* Data records *
════════════════════

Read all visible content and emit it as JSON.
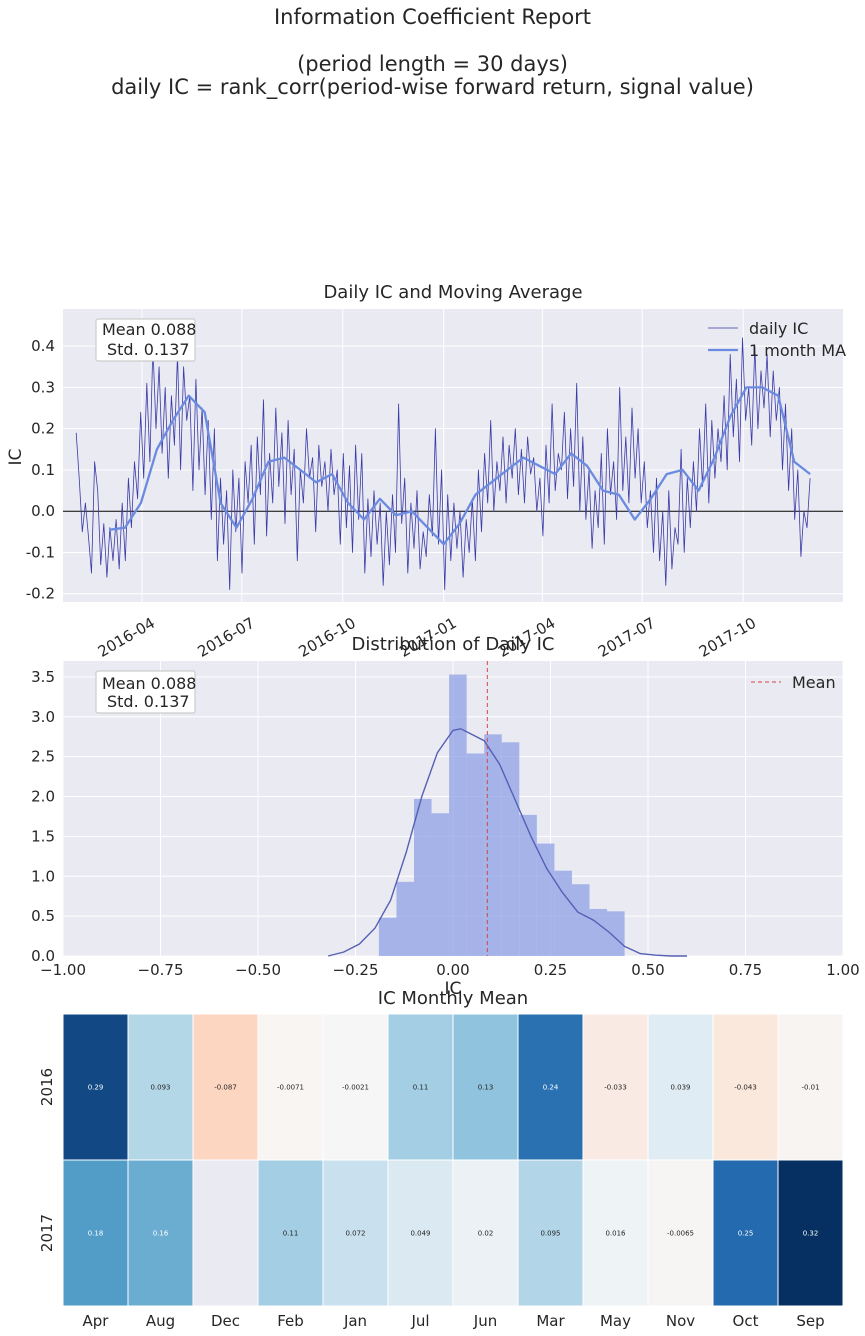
{
  "report": {
    "title": "Information Coefficient Report",
    "subtitle_line1": "(period length = 30 days)",
    "subtitle_line2": "daily IC = rank_corr(period-wise forward return, signal value)"
  },
  "colors": {
    "panel_bg": "#EAEAF2",
    "grid": "#FFFFFF",
    "daily_ic": "#3A3AA8",
    "moving_average": "#6A8BE0",
    "hist_bars": "#8DA0E6",
    "kde": "#5560B5",
    "mean_line": "#D64545"
  },
  "chart_data": [
    {
      "type": "line",
      "title": "Daily IC and Moving Average",
      "xlabel": "",
      "ylabel": "IC",
      "x_start": "2016-02-01",
      "x_end": "2017-12-01",
      "xlim": [
        "2016-01-20",
        "2017-12-31"
      ],
      "ylim": [
        -0.22,
        0.49
      ],
      "x_ticks": [
        "2016-04",
        "2016-07",
        "2016-10",
        "2017-01",
        "2017-04",
        "2017-07",
        "2017-10"
      ],
      "y_ticks": [
        -0.2,
        -0.1,
        0.0,
        0.1,
        0.2,
        0.3,
        0.4
      ],
      "zero_line": true,
      "grid": true,
      "legend": "top-right",
      "stats_box": {
        "mean": "Mean 0.088",
        "std": "Std. 0.137"
      },
      "series": [
        {
          "name": "daily IC",
          "style": "thin line",
          "values": [
            0.19,
            0.08,
            -0.05,
            0.02,
            -0.06,
            -0.15,
            0.12,
            0.05,
            -0.13,
            -0.03,
            -0.16,
            -0.04,
            -0.12,
            -0.02,
            -0.14,
            0.02,
            -0.12,
            0.08,
            -0.04,
            0.12,
            0.03,
            0.24,
            0.08,
            0.31,
            0.12,
            0.4,
            0.2,
            0.35,
            0.14,
            0.3,
            0.08,
            0.28,
            0.16,
            0.38,
            0.1,
            0.35,
            0.22,
            0.28,
            0.05,
            0.32,
            0.1,
            0.25,
            0.04,
            0.22,
            -0.02,
            0.2,
            -0.12,
            0.08,
            -0.08,
            0.05,
            -0.19,
            0.1,
            -0.05,
            0.08,
            -0.15,
            0.12,
            0.02,
            0.16,
            -0.08,
            0.18,
            0.04,
            0.27,
            -0.06,
            0.14,
            0.02,
            0.25,
            0.06,
            0.19,
            -0.03,
            0.22,
            0.04,
            0.15,
            -0.12,
            0.1,
            0.02,
            0.2,
            0.08,
            0.13,
            -0.05,
            0.16,
            0.06,
            0.12,
            0.0,
            0.15,
            0.04,
            0.1,
            -0.08,
            0.14,
            -0.04,
            0.11,
            -0.1,
            0.16,
            -0.02,
            0.14,
            -0.15,
            0.03,
            -0.11,
            0.05,
            -0.08,
            0.02,
            -0.18,
            0.0,
            -0.13,
            0.04,
            -0.1,
            0.26,
            -0.03,
            0.08,
            -0.15,
            0.02,
            -0.09,
            0.05,
            -0.14,
            -0.05,
            -0.11,
            0.04,
            -0.06,
            0.2,
            -0.08,
            0.1,
            -0.19,
            0.04,
            -0.12,
            0.02,
            -0.09,
            0.0,
            -0.16,
            -0.02,
            -0.1,
            0.03,
            -0.12,
            0.1,
            -0.05,
            0.14,
            0.02,
            0.22,
            0.0,
            0.12,
            0.05,
            0.18,
            0.02,
            0.16,
            0.08,
            0.2,
            0.04,
            0.15,
            0.02,
            0.18,
            0.09,
            0.13,
            0.0,
            0.08,
            -0.06,
            0.16,
            0.02,
            0.26,
            0.05,
            0.14,
            0.1,
            0.24,
            0.03,
            0.2,
            0.06,
            0.31,
            0.0,
            0.18,
            -0.02,
            0.1,
            -0.09,
            0.05,
            -0.04,
            0.14,
            -0.08,
            0.2,
            0.04,
            0.12,
            -0.02,
            0.3,
            0.05,
            0.18,
            0.02,
            0.25,
            0.08,
            0.2,
            0.02,
            0.12,
            -0.04,
            0.05,
            -0.1,
            0.08,
            -0.12,
            0.0,
            -0.18,
            0.05,
            -0.14,
            -0.04,
            -0.08,
            0.15,
            -0.1,
            0.08,
            -0.04,
            0.12,
            0.0,
            0.2,
            0.06,
            0.26,
            0.02,
            0.22,
            0.08,
            0.2,
            0.12,
            0.28,
            0.1,
            0.38,
            0.18,
            0.32,
            0.12,
            0.42,
            0.22,
            0.3,
            0.16,
            0.4,
            0.2,
            0.34,
            0.25,
            0.38,
            0.18,
            0.34,
            0.22,
            0.3,
            0.1,
            0.26,
            0.05,
            0.2,
            -0.02,
            0.1,
            -0.11,
            0.0,
            -0.04,
            0.08
          ]
        },
        {
          "name": "1 month MA",
          "style": "thick line",
          "values": [
            -0.045,
            -0.04,
            0.02,
            0.15,
            0.22,
            0.28,
            0.24,
            0.02,
            -0.04,
            0.03,
            0.12,
            0.13,
            0.1,
            0.07,
            0.09,
            0.02,
            -0.02,
            0.03,
            -0.01,
            0.0,
            -0.04,
            -0.08,
            -0.03,
            0.04,
            0.07,
            0.1,
            0.13,
            0.11,
            0.09,
            0.14,
            0.11,
            0.05,
            0.04,
            -0.02,
            0.03,
            0.09,
            0.1,
            0.05,
            0.13,
            0.23,
            0.3,
            0.3,
            0.28,
            0.12,
            0.09
          ]
        }
      ]
    },
    {
      "type": "bar",
      "title": "Distribution of Daily IC",
      "xlabel": "IC",
      "ylabel": "",
      "xlim": [
        -1.0,
        1.0
      ],
      "ylim": [
        0.0,
        3.7
      ],
      "x_ticks": [
        "−1.00",
        "−0.75",
        "−0.50",
        "−0.25",
        "0.00",
        "0.25",
        "0.50",
        "0.75",
        "1.00"
      ],
      "y_ticks": [
        "0.0",
        "0.5",
        "1.0",
        "1.5",
        "2.0",
        "2.5",
        "3.0",
        "3.5"
      ],
      "grid": true,
      "legend": "top-right",
      "stats_box": {
        "mean": "Mean 0.088",
        "std": "Std. 0.137"
      },
      "bin_edges": [
        -0.19,
        -0.145,
        -0.1,
        -0.055,
        -0.01,
        0.035,
        0.08,
        0.125,
        0.17,
        0.215,
        0.26,
        0.305,
        0.35,
        0.395,
        0.44
      ],
      "values": [
        0.48,
        0.93,
        1.97,
        1.79,
        3.53,
        2.54,
        2.78,
        2.68,
        1.77,
        1.41,
        1.07,
        0.9,
        0.59,
        0.56
      ],
      "kde": {
        "x": [
          -0.32,
          -0.28,
          -0.24,
          -0.2,
          -0.16,
          -0.12,
          -0.08,
          -0.04,
          0.0,
          0.02,
          0.04,
          0.08,
          0.12,
          0.16,
          0.2,
          0.24,
          0.28,
          0.32,
          0.36,
          0.4,
          0.44,
          0.48,
          0.52,
          0.56,
          0.6
        ],
        "y": [
          0.0,
          0.05,
          0.15,
          0.35,
          0.7,
          1.3,
          2.0,
          2.55,
          2.83,
          2.85,
          2.8,
          2.7,
          2.4,
          1.95,
          1.5,
          1.1,
          0.8,
          0.55,
          0.45,
          0.3,
          0.12,
          0.03,
          0.01,
          0.0,
          0.0
        ]
      },
      "mean_line": {
        "name": "Mean",
        "x": 0.088
      }
    },
    {
      "type": "heatmap",
      "title": "IC Monthly Mean",
      "x_categories": [
        "Apr",
        "Aug",
        "Dec",
        "Feb",
        "Jan",
        "Jul",
        "Jun",
        "Mar",
        "May",
        "Nov",
        "Oct",
        "Sep"
      ],
      "y_categories": [
        "2016",
        "2017"
      ],
      "color_range": [
        -0.32,
        0.32
      ],
      "cells": [
        [
          "0.29",
          "0.093",
          "-0.087",
          "-0.0071",
          "-0.0021",
          "0.11",
          "0.13",
          "0.24",
          "-0.033",
          "0.039",
          "-0.043",
          "-0.01"
        ],
        [
          "0.18",
          "0.16",
          "",
          "0.11",
          "0.072",
          "0.049",
          "0.02",
          "0.095",
          "0.016",
          "-0.0065",
          "0.25",
          "0.32"
        ]
      ]
    }
  ]
}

════════════════════

* Direction *
Filter the records above and return every line that holds the word "period".

* Response below *
    "subtitle_line1": "(period length = 30 days)",
    "subtitle_line2": "daily IC = rank_corr(period-wise forward return, signal value)"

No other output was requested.